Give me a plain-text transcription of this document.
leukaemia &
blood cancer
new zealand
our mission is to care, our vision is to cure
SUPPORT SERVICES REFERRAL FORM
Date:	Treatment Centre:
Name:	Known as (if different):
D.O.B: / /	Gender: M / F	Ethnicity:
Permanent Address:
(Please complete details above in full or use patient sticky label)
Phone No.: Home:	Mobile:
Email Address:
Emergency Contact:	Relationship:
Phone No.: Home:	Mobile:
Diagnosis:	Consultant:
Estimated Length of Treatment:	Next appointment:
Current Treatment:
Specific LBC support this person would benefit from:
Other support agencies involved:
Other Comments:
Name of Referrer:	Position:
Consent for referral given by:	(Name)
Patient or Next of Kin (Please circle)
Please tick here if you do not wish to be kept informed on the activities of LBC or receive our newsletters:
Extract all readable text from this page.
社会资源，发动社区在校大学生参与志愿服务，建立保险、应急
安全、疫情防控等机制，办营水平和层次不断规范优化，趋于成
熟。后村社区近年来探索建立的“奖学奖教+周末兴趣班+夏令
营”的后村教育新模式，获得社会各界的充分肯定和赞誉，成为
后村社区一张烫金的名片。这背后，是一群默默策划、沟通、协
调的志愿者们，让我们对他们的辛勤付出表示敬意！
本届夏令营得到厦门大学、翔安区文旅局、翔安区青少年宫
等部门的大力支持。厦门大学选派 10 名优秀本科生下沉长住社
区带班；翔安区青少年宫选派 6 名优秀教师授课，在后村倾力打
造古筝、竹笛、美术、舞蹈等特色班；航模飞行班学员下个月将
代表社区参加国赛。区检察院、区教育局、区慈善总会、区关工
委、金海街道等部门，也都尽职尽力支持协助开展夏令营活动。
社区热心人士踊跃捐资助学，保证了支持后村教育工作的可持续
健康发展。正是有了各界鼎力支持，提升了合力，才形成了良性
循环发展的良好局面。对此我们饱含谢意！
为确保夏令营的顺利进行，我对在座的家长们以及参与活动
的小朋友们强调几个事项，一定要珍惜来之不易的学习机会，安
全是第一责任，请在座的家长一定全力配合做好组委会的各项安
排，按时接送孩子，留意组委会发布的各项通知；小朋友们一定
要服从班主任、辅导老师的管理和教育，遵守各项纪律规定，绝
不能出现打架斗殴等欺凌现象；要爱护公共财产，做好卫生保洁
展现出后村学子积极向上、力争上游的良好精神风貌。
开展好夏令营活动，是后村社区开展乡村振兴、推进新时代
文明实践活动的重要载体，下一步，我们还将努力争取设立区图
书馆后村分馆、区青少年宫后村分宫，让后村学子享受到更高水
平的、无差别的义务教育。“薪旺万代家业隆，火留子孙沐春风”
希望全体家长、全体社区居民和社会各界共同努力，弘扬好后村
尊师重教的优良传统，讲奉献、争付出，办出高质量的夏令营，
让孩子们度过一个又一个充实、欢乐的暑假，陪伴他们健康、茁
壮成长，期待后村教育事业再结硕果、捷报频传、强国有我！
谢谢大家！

□ □ □ □ □

### [OBJECTIVE]
Exactly reproduce every line of the data above.

### [OUTPUT OF THE EXERCISE]
Give me a plain-text transcription of this document.
leukaemia &
blood cancer
new zealand
our mission is to care, our vision is to cure
SUPPORT SERVICES REFERRAL FORM
Date:	Treatment Centre:
Name:	Known as (if different):
D.O.B: / /	Gender: M / F	Ethnicity:
Permanent Address:
(Please complete details above in full or use patient sticky label)
Phone No.: Home:	Mobile:
Email Address:
Emergency Contact:	Relationship:
Phone No.: Home:	Mobile:
Diagnosis:	Consultant:
Estimated Length of Treatment:	Next appointment:
Current Treatment:
Specific LBC support this person would benefit from:
Other support agencies involved:
Other Comments:
Name of Referrer:	Position:
Consent for referral given by:	(Name)
Patient or Next of Kin (Please circle)
Please tick here if you do not wish to be kept informed on the activities of LBC or receive our newsletters:
Extract all readable text from this page.
社会资源，发动社区在校大学生参与志愿服务，建立保险、应急
安全、疫情防控等机制，办营水平和层次不断规范优化，趋于成
熟。后村社区近年来探索建立的“奖学奖教+周末兴趣班+夏令
营”的后村教育新模式，获得社会各界的充分肯定和赞誉，成为
后村社区一张烫金的名片。这背后，是一群默默策划、沟通、协
调的志愿者们，让我们对他们的辛勤付出表示敬意！
本届夏令营得到厦门大学、翔安区文旅局、翔安区青少年宫
等部门的大力支持。厦门大学选派 10 名优秀本科生下沉长住社
区带班；翔安区青少年宫选派 6 名优秀教师授课，在后村倾力打
造古筝、竹笛、美术、舞蹈等特色班；航模飞行班学员下个月将
代表社区参加国赛。区检察院、区教育局、区慈善总会、区关工
委、金海街道等部门，也都尽职尽力支持协助开展夏令营活动。
社区热心人士踊跃捐资助学，保证了支持后村教育工作的可持续
健康发展。正是有了各界鼎力支持，提升了合力，才形成了良性
循环发展的良好局面。对此我们饱含谢意！
为确保夏令营的顺利进行，我对在座的家长们以及参与活动
的小朋友们强调几个事项，一定要珍惜来之不易的学习机会，安
全是第一责任，请在座的家长一定全力配合做好组委会的各项安
排，按时接送孩子，留意组委会发布的各项通知；小朋友们一定
要服从班主任、辅导老师的管理和教育，遵守各项纪律规定，绝
不能出现打架斗殴等欺凌现象；要爱护公共财产，做好卫生保洁
展现出后村学子积极向上、力争上游的良好精神风貌。
开展好夏令营活动，是后村社区开展乡村振兴、推进新时代
文明实践活动的重要载体，下一步，我们还将努力争取设立区图
书馆后村分馆、区青少年宫后村分宫，让后村学子享受到更高水
平的、无差别的义务教育。“薪旺万代家业隆，火留子孙沐春风”
希望全体家长、全体社区居民和社会各界共同努力，弘扬好后村
尊师重教的优良传统，讲奉献、争付出，办出高质量的夏令营，
让孩子们度过一个又一个充实、欢乐的暑假，陪伴他们健康、茁
壮成长，期待后村教育事业再结硕果、捷报频传、强国有我！
谢谢大家！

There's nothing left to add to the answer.